## OBJECTIVE
Narrow the data below down to the lines containing "kehidupan".

## WORKING DATA
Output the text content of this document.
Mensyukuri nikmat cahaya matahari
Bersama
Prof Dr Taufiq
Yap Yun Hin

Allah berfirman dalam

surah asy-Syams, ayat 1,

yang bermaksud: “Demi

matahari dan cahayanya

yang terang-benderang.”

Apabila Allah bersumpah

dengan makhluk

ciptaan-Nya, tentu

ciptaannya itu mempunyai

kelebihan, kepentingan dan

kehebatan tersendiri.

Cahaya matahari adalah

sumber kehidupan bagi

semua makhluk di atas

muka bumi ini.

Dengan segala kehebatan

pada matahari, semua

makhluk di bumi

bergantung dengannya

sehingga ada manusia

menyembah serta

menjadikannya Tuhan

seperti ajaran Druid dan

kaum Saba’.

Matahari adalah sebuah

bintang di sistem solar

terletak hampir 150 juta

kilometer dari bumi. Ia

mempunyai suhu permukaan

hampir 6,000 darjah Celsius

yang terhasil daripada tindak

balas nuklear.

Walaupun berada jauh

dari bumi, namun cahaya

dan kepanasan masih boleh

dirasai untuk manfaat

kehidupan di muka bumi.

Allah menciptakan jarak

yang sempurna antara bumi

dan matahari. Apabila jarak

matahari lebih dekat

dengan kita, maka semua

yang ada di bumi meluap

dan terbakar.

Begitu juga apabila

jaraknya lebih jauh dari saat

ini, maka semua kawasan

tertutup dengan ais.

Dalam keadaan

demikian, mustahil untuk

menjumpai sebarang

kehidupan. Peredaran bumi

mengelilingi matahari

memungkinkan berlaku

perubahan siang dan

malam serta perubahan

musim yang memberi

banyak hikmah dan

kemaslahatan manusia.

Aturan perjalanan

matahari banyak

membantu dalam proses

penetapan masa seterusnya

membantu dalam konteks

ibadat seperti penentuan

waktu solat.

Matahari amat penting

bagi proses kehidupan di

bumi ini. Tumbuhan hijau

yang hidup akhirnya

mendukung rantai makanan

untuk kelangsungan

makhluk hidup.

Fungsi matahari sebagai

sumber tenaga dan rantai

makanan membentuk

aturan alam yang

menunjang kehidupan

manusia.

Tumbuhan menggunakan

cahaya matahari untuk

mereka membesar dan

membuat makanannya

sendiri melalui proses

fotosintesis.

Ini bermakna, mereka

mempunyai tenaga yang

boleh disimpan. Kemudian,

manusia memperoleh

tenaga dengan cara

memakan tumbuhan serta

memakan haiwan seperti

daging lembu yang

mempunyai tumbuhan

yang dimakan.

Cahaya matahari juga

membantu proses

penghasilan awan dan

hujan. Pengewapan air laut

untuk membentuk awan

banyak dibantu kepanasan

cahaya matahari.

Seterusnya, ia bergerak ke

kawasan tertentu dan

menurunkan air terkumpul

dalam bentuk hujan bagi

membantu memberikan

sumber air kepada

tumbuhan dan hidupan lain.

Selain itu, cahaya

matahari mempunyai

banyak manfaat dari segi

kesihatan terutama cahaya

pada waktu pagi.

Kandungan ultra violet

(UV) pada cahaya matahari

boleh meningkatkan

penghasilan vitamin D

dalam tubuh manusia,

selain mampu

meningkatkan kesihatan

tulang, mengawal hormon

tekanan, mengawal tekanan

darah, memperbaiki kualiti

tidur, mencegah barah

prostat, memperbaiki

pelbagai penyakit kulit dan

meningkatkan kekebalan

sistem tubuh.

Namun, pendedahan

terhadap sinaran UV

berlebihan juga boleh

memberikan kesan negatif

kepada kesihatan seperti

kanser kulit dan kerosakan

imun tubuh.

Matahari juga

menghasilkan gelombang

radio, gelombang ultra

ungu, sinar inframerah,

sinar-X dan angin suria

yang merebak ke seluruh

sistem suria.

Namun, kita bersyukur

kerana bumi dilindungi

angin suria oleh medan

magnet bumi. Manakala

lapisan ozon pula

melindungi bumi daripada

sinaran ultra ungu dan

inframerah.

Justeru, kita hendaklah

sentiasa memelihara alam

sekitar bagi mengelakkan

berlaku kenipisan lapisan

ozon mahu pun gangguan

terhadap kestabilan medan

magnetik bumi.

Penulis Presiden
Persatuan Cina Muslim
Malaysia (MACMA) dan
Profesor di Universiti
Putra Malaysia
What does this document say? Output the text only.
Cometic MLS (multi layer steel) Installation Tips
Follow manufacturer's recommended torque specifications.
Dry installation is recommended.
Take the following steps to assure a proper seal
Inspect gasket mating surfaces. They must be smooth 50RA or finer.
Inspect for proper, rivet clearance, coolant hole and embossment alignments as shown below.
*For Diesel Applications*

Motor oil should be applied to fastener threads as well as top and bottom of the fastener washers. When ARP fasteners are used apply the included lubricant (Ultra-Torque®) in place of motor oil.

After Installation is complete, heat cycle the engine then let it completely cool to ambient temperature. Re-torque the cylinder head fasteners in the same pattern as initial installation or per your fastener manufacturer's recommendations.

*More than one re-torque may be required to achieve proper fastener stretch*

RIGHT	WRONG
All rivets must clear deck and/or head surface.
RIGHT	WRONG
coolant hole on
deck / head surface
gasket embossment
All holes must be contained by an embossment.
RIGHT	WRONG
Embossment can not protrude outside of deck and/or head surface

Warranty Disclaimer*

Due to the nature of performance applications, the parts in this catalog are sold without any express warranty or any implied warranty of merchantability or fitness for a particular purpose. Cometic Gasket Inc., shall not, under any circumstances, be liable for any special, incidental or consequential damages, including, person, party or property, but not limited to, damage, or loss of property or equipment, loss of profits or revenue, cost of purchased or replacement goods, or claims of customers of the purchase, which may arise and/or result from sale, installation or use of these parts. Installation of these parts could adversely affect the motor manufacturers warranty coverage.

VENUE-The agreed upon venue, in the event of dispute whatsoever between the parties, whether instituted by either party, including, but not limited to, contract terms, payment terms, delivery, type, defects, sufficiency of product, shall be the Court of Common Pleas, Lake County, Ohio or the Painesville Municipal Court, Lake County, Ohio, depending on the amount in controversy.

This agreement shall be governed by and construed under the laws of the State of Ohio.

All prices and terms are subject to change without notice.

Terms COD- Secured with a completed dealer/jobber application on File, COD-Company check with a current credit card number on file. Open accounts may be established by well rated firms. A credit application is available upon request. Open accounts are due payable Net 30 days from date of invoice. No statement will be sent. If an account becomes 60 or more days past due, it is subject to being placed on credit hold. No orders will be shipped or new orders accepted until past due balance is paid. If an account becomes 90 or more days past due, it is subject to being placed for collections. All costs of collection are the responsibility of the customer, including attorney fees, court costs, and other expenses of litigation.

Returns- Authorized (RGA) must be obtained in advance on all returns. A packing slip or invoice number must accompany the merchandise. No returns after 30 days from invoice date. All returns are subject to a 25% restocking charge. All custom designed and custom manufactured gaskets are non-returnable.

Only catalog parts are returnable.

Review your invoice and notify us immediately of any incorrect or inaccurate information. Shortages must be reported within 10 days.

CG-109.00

## EXERCISE RESPONSE
sumber kehidupan bagi
kehidupan di muka bumi.
kehidupan. Peredaran bumi
bagi proses kehidupan di
menunjang kehidupan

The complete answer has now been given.